* _What you are asked to do_:
Within the material below, find each line bearing the word "Simpson" and present it.

* _Material_:
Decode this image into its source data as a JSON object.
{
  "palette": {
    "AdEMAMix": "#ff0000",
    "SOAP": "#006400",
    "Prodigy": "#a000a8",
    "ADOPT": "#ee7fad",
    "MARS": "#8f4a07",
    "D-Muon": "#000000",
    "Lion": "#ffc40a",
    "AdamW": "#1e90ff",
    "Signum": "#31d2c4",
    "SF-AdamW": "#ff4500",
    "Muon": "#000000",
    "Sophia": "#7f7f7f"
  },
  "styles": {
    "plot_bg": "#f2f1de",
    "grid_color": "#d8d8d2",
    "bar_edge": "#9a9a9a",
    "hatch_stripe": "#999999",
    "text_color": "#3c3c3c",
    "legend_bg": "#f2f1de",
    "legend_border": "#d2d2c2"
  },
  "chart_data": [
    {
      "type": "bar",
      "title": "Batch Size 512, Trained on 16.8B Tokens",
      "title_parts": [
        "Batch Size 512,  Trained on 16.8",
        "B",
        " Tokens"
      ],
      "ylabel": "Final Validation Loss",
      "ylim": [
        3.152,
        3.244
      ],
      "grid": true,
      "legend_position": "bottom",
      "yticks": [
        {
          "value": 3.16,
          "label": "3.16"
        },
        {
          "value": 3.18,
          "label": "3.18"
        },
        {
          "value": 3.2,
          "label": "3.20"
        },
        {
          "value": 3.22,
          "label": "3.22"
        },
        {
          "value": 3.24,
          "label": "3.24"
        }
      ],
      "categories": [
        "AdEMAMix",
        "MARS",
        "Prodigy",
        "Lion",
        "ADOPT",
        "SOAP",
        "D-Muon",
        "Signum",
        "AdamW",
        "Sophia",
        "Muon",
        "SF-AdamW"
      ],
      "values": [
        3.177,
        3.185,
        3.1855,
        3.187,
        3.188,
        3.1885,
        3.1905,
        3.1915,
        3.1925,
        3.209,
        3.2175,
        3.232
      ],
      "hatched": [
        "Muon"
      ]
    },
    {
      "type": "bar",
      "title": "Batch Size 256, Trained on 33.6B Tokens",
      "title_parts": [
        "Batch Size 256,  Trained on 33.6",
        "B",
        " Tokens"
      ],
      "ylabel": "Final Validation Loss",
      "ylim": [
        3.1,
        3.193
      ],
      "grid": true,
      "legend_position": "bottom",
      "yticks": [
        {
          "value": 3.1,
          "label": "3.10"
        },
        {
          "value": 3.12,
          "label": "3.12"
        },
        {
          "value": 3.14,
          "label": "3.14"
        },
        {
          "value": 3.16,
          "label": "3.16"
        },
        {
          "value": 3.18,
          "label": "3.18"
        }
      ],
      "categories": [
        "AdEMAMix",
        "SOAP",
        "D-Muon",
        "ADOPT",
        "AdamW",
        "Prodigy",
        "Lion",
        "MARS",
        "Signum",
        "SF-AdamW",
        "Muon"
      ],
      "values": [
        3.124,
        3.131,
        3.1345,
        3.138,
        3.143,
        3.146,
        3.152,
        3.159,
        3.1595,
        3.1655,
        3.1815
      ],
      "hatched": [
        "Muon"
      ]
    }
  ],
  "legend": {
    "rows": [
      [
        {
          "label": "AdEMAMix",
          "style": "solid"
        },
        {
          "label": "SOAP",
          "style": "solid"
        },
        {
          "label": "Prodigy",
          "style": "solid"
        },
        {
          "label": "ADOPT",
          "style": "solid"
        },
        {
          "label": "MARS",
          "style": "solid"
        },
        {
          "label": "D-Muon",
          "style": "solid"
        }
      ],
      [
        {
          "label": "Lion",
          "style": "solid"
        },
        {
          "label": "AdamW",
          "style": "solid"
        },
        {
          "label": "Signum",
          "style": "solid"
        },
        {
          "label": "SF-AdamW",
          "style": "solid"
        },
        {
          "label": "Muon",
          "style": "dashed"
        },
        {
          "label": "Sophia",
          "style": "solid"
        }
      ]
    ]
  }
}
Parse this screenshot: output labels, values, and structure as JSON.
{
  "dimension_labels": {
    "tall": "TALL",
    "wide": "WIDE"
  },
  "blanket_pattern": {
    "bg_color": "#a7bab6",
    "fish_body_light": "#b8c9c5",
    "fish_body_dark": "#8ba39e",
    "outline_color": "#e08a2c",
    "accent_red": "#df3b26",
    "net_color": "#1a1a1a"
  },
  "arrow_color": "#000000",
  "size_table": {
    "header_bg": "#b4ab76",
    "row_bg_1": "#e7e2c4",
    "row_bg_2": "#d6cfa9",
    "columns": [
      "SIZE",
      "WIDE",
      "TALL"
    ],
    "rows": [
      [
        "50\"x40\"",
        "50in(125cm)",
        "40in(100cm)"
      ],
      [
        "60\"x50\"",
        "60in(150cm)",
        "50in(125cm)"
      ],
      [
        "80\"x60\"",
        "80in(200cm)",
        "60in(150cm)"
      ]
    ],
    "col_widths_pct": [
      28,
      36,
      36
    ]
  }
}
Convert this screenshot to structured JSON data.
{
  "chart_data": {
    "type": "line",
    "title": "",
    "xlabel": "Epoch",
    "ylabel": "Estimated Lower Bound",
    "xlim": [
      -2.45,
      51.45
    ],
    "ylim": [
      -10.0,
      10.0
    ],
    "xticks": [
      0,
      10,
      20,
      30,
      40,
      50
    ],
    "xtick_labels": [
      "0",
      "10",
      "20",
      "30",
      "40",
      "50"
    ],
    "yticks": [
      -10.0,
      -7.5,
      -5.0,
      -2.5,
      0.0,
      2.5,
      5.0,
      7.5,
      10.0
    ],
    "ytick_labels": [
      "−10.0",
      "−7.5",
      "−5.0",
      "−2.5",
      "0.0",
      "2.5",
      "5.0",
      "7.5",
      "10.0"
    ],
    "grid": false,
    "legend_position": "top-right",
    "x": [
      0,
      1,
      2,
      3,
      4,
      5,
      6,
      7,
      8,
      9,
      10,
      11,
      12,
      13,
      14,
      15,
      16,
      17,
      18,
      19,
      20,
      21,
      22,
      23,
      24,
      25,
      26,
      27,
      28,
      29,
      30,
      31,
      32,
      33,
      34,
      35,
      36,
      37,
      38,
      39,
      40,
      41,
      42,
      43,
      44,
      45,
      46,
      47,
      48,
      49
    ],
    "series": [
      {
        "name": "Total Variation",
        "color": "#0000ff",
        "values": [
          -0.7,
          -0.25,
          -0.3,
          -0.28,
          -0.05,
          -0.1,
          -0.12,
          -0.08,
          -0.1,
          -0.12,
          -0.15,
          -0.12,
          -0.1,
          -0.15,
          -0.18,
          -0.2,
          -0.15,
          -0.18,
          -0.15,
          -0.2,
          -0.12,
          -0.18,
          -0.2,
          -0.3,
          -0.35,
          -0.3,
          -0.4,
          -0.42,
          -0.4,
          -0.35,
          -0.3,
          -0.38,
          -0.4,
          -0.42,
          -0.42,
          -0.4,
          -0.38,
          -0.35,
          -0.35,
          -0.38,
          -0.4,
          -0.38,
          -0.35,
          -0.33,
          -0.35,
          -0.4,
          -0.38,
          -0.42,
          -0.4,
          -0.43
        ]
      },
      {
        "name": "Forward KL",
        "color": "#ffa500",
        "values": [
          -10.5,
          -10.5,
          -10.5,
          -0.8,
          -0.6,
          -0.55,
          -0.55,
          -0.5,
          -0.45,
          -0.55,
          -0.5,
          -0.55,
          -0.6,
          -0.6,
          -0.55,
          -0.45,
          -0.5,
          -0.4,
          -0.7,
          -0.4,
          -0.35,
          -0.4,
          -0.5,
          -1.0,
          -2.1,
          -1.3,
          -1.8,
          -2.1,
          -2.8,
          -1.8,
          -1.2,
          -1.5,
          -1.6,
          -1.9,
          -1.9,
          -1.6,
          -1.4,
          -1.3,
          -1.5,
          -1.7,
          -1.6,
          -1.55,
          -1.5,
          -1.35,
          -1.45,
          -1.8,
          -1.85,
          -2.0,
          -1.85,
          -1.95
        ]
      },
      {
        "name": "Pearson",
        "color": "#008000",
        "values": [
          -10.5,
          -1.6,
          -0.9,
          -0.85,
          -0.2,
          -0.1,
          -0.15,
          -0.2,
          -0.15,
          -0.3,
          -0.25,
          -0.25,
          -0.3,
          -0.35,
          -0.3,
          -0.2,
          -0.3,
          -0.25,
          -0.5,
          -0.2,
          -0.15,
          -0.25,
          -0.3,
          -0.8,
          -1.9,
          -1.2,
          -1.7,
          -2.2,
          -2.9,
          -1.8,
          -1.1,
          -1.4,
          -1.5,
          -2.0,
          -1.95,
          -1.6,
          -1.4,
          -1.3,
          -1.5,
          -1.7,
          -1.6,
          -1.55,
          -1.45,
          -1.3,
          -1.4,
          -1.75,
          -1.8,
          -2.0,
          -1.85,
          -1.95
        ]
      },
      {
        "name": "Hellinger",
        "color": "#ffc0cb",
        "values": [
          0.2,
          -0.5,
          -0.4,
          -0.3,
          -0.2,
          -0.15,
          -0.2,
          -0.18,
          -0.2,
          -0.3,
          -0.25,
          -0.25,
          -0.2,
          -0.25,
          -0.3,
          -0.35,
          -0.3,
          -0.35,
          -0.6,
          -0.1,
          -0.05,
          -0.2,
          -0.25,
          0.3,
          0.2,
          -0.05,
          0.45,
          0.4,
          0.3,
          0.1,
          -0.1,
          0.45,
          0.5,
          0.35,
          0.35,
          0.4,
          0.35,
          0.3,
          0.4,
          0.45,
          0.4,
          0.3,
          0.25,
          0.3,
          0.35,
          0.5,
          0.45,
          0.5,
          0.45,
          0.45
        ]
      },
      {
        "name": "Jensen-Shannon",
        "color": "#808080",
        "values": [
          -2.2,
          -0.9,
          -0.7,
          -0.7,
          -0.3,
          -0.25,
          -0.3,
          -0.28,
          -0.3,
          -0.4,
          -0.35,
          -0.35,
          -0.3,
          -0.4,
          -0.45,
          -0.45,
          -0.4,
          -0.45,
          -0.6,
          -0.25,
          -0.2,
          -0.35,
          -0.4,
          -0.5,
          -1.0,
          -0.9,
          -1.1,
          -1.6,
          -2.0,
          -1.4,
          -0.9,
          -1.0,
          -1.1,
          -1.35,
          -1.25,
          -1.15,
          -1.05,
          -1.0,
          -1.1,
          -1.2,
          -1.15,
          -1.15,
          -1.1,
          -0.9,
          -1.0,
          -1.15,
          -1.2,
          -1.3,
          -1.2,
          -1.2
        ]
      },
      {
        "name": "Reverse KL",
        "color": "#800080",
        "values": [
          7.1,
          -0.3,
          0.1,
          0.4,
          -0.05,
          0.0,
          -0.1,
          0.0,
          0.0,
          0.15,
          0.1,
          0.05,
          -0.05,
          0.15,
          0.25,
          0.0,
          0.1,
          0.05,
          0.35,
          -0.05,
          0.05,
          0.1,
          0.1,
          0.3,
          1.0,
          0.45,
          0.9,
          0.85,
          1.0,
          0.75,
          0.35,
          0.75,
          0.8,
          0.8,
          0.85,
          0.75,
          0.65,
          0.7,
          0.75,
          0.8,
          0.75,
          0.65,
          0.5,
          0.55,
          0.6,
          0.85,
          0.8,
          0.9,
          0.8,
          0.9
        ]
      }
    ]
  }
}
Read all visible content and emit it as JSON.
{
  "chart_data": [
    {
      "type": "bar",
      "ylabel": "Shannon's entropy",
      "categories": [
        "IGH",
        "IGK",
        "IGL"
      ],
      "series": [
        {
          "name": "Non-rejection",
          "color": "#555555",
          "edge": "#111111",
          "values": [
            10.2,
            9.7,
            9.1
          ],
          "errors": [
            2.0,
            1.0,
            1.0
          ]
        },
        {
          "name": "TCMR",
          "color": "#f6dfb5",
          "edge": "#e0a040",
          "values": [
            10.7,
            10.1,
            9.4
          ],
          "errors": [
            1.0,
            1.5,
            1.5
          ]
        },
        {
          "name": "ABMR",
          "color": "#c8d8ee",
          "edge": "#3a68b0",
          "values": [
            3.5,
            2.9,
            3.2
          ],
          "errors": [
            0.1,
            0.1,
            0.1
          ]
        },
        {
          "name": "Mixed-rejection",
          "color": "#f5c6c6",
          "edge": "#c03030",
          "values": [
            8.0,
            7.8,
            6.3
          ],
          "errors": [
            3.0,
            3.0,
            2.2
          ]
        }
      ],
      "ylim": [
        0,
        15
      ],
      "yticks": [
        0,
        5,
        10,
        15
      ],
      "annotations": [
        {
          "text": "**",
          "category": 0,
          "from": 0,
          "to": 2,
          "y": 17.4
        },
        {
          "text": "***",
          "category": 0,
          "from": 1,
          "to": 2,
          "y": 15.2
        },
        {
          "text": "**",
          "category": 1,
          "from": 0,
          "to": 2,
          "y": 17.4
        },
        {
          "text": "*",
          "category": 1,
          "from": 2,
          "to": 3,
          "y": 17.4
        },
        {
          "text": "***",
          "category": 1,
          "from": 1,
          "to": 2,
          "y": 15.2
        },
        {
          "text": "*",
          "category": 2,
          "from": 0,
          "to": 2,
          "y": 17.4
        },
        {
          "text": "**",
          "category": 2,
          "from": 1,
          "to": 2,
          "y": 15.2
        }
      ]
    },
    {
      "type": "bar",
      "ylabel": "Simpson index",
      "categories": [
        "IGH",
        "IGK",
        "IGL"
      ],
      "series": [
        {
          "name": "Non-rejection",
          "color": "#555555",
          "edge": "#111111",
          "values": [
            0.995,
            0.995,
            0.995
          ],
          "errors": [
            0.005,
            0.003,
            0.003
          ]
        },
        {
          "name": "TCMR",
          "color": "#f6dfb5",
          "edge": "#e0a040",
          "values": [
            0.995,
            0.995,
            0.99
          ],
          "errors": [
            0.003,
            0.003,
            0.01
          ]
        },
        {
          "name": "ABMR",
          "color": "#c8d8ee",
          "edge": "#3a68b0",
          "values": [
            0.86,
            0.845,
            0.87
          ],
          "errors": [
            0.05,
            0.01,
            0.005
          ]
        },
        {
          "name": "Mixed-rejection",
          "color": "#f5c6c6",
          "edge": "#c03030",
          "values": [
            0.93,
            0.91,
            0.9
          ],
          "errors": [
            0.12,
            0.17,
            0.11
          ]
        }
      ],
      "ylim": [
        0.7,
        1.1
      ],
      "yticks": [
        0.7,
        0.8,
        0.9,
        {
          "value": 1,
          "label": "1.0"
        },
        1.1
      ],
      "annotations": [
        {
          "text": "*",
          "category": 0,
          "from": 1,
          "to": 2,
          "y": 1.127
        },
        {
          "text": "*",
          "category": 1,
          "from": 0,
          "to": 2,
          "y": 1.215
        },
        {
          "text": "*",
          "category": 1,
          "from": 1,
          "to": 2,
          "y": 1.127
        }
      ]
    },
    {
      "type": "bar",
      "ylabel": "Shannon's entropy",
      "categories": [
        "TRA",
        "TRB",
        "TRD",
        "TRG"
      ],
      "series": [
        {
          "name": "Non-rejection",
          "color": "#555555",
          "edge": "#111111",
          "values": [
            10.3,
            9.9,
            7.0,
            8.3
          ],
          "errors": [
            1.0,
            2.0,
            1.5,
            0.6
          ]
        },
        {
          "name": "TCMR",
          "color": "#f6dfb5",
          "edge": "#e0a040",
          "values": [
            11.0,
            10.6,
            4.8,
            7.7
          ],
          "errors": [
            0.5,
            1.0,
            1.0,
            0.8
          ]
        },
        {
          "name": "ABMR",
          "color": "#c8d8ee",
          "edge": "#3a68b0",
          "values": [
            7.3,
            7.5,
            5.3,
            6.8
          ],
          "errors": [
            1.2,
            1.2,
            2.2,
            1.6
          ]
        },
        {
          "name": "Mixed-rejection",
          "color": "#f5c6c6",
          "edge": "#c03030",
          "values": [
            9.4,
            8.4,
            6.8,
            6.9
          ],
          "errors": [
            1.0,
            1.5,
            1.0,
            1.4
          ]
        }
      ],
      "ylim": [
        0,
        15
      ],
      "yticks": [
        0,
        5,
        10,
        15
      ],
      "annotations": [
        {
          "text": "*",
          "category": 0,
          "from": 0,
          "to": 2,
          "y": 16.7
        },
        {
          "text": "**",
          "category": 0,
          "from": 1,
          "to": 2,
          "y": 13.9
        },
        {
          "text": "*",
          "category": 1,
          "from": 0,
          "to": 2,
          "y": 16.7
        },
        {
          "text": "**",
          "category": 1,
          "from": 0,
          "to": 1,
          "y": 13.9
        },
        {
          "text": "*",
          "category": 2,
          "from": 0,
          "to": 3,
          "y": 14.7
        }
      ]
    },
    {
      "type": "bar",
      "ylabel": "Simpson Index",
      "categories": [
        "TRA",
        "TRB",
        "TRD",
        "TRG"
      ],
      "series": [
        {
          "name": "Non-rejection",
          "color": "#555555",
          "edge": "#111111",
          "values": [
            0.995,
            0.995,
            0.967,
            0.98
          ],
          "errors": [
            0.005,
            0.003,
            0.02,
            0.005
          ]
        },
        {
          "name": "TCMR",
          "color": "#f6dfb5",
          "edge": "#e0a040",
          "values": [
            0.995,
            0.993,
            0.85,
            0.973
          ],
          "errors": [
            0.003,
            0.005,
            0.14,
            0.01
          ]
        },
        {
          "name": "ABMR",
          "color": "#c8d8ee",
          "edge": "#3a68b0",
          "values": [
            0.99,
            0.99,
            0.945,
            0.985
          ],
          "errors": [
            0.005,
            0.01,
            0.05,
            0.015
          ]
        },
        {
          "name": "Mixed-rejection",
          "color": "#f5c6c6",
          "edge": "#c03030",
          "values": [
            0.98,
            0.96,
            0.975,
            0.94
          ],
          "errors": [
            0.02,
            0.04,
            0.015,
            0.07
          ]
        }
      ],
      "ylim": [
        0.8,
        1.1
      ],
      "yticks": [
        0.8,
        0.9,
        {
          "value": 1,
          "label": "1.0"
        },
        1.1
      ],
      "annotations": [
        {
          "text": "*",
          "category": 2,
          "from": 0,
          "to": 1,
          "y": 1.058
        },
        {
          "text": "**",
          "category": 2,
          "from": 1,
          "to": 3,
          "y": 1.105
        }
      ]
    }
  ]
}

* _Answer for this exercise_:
      "ylabel": "Simpson index",
      "ylabel": "Simpson Index",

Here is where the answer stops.